- _Exercise prompt_
Print every line of the listing exactly, please.

Stored entries
────────────────────────────────────────

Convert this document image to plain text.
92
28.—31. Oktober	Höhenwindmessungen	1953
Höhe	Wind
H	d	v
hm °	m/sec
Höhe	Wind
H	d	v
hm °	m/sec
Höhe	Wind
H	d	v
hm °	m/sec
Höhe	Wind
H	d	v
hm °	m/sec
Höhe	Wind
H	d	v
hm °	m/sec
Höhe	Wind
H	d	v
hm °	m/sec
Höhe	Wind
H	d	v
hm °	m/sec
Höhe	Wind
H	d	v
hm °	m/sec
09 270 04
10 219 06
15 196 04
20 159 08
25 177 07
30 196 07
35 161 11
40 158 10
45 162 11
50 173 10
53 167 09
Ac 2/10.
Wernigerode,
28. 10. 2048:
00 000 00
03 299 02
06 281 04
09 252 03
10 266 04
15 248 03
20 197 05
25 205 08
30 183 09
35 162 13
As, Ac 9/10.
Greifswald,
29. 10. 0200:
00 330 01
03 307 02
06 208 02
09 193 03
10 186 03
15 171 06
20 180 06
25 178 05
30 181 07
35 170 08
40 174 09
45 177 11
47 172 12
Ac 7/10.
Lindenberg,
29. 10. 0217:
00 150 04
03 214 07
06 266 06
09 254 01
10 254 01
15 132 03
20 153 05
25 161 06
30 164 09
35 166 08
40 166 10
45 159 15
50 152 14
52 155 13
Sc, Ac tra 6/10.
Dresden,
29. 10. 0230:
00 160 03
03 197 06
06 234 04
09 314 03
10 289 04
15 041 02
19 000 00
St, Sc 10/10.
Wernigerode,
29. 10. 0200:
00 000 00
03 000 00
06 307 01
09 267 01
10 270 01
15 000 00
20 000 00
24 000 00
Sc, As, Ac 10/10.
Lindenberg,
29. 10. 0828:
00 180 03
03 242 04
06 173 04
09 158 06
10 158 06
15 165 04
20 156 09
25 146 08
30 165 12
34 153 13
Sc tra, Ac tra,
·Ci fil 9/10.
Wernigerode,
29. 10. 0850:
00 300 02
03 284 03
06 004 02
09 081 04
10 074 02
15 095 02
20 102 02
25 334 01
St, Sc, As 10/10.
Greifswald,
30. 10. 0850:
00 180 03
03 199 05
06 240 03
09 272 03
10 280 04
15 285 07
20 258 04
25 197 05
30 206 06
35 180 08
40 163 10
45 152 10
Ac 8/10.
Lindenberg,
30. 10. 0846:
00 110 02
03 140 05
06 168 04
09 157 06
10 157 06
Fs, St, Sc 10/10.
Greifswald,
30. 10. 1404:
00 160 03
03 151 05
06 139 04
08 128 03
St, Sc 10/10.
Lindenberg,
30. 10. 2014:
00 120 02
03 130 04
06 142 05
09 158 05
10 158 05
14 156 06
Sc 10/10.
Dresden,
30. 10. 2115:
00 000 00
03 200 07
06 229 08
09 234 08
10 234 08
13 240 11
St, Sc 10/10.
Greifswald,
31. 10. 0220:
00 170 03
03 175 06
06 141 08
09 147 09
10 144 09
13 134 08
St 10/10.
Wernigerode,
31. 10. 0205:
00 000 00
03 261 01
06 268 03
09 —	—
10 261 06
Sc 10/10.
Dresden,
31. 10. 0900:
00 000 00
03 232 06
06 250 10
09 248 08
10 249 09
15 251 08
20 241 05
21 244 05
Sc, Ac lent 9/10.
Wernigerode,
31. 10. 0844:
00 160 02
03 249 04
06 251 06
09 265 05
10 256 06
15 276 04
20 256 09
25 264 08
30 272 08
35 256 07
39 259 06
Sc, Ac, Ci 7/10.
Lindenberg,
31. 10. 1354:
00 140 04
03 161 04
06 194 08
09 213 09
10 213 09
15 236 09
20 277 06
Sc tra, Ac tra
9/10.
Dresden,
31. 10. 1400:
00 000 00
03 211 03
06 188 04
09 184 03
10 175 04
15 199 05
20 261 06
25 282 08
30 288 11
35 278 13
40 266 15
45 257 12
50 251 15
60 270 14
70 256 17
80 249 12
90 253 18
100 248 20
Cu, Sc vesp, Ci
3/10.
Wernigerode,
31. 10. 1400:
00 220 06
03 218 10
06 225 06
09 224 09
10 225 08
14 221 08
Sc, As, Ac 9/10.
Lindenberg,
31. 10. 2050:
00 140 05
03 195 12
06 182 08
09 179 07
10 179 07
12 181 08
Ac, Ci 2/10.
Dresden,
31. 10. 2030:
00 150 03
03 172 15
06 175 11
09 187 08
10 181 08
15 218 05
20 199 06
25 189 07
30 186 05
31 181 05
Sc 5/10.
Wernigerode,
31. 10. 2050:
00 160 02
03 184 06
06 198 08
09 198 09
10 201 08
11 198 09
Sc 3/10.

────────────────────────────────────────

- _Exercise response_
Convert this document image to plain text.
92
28.—31. Oktober	Höhenwindmessungen	1953
Höhe	Wind
H	d	v
hm °	m/sec
Höhe	Wind
H	d	v
hm °	m/sec
Höhe	Wind
H	d	v
hm °	m/sec
Höhe	Wind
H	d	v
hm °	m/sec
Höhe	Wind
H	d	v
hm °	m/sec
Höhe	Wind
H	d	v
hm °	m/sec
Höhe	Wind
H	d	v
hm °	m/sec
Höhe	Wind
H	d	v
hm °	m/sec
09 270 04
10 219 06
15 196 04
20 159 08
25 177 07
30 196 07
35 161 11
40 158 10
45 162 11
50 173 10
53 167 09
Ac 2/10.
Wernigerode,
28. 10. 2048:
00 000 00
03 299 02
06 281 04
09 252 03
10 266 04
15 248 03
20 197 05
25 205 08
30 183 09
35 162 13
As, Ac 9/10.
Greifswald,
29. 10. 0200:
00 330 01
03 307 02
06 208 02
09 193 03
10 186 03
15 171 06
20 180 06
25 178 05
30 181 07
35 170 08
40 174 09
45 177 11
47 172 12
Ac 7/10.
Lindenberg,
29. 10. 0217:
00 150 04
03 214 07
06 266 06
09 254 01
10 254 01
15 132 03
20 153 05
25 161 06
30 164 09
35 166 08
40 166 10
45 159 15
50 152 14
52 155 13
Sc, Ac tra 6/10.
Dresden,
29. 10. 0230:
00 160 03
03 197 06
06 234 04
09 314 03
10 289 04
15 041 02
19 000 00
St, Sc 10/10.
Wernigerode,
29. 10. 0200:
00 000 00
03 000 00
06 307 01
09 267 01
10 270 01
15 000 00
20 000 00
24 000 00
Sc, As, Ac 10/10.
Lindenberg,
29. 10. 0828:
00 180 03
03 242 04
06 173 04
09 158 06
10 158 06
15 165 04
20 156 09
25 146 08
30 165 12
34 153 13
Sc tra, Ac tra,
·Ci fil 9/10.
Wernigerode,
29. 10. 0850:
00 300 02
03 284 03
06 004 02
09 081 04
10 074 02
15 095 02
20 102 02
25 334 01
St, Sc, As 10/10.
Greifswald,
30. 10. 0850:
00 180 03
03 199 05
06 240 03
09 272 03
10 280 04
15 285 07
20 258 04
25 197 05
30 206 06
35 180 08
40 163 10
45 152 10
Ac 8/10.
Lindenberg,
30. 10. 0846:
00 110 02
03 140 05
06 168 04
09 157 06
10 157 06
Fs, St, Sc 10/10.
Greifswald,
30. 10. 1404:
00 160 03
03 151 05
06 139 04
08 128 03
St, Sc 10/10.
Lindenberg,
30. 10. 2014:
00 120 02
03 130 04
06 142 05
09 158 05
10 158 05
14 156 06
Sc 10/10.
Dresden,
30. 10. 2115:
00 000 00
03 200 07
06 229 08
09 234 08
10 234 08
13 240 11
St, Sc 10/10.
Greifswald,
31. 10. 0220:
00 170 03
03 175 06
06 141 08
09 147 09
10 144 09
13 134 08
St 10/10.
Wernigerode,
31. 10. 0205:
00 000 00
03 261 01
06 268 03
09 —	—
10 261 06
Sc 10/10.
Dresden,
31. 10. 0900:
00 000 00
03 232 06
06 250 10
09 248 08
10 249 09
15 251 08
20 241 05
21 244 05
Sc, Ac lent 9/10.
Wernigerode,
31. 10. 0844:
00 160 02
03 249 04
06 251 06
09 265 05
10 256 06
15 276 04
20 256 09
25 264 08
30 272 08
35 256 07
39 259 06
Sc, Ac, Ci 7/10.
Lindenberg,
31. 10. 1354:
00 140 04
03 161 04
06 194 08
09 213 09
10 213 09
15 236 09
20 277 06
Sc tra, Ac tra
9/10.
Dresden,
31. 10. 1400:
00 000 00
03 211 03
06 188 04
09 184 03
10 175 04
15 199 05
20 261 06
25 282 08
30 288 11
35 278 13
40 266 15
45 257 12
50 251 15
60 270 14
70 256 17
80 249 12
90 253 18
100 248 20
Cu, Sc vesp, Ci
3/10.
Wernigerode,
31. 10. 1400:
00 220 06
03 218 10
06 225 06
09 224 09
10 225 08
14 221 08
Sc, As, Ac 9/10.
Lindenberg,
31. 10. 2050:
00 140 05
03 195 12
06 182 08
09 179 07
10 179 07
12 181 08
Ac, Ci 2/10.
Dresden,
31. 10. 2030:
00 150 03
03 172 15
06 175 11
09 187 08
10 181 08
15 218 05
20 199 06
25 189 07
30 186 05
31 181 05
Sc 5/10.
Wernigerode,
31. 10. 2050:
00 160 02
03 184 06
06 198 08
09 198 09
10 201 08
11 198 09
Sc 3/10.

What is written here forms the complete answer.